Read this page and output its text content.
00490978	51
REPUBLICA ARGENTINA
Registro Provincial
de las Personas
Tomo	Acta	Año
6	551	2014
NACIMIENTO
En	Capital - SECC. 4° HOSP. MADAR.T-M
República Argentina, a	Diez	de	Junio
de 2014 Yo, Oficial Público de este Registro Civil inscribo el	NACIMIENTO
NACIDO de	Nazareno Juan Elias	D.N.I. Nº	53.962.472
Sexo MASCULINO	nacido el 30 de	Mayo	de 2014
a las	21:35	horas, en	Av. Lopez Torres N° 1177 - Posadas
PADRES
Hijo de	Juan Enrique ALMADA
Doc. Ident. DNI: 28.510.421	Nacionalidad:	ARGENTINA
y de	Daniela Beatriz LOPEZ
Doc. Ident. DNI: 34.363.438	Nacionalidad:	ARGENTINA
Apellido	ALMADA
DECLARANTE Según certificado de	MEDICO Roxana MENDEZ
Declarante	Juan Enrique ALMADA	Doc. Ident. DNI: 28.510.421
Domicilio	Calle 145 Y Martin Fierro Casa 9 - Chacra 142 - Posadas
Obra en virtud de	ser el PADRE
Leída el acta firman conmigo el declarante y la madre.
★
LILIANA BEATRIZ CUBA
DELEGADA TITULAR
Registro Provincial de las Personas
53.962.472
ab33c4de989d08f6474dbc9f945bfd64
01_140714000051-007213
####################
Please quote the data above in full, with no line missing.

Problem solution –
Read this page and output its text content.
00490978	51
REPUBLICA ARGENTINA
Registro Provincial
de las Personas
Tomo	Acta	Año
6	551	2014
NACIMIENTO
En	Capital - SECC. 4° HOSP. MADAR.T-M
República Argentina, a	Diez	de	Junio
de 2014 Yo, Oficial Público de este Registro Civil inscribo el	NACIMIENTO
NACIDO de	Nazareno Juan Elias	D.N.I. Nº	53.962.472
Sexo MASCULINO	nacido el 30 de	Mayo	de 2014
a las	21:35	horas, en	Av. Lopez Torres N° 1177 - Posadas
PADRES
Hijo de	Juan Enrique ALMADA
Doc. Ident. DNI: 28.510.421	Nacionalidad:	ARGENTINA
y de	Daniela Beatriz LOPEZ
Doc. Ident. DNI: 34.363.438	Nacionalidad:	ARGENTINA
Apellido	ALMADA
DECLARANTE Según certificado de	MEDICO Roxana MENDEZ
Declarante	Juan Enrique ALMADA	Doc. Ident. DNI: 28.510.421
Domicilio	Calle 145 Y Martin Fierro Casa 9 - Chacra 142 - Posadas
Obra en virtud de	ser el PADRE
Leída el acta firman conmigo el declarante y la madre.
★
LILIANA BEATRIZ CUBA
DELEGADA TITULAR
Registro Provincial de las Personas
53.962.472
ab33c4de989d08f6474dbc9f945bfd64
01_140714000051-007213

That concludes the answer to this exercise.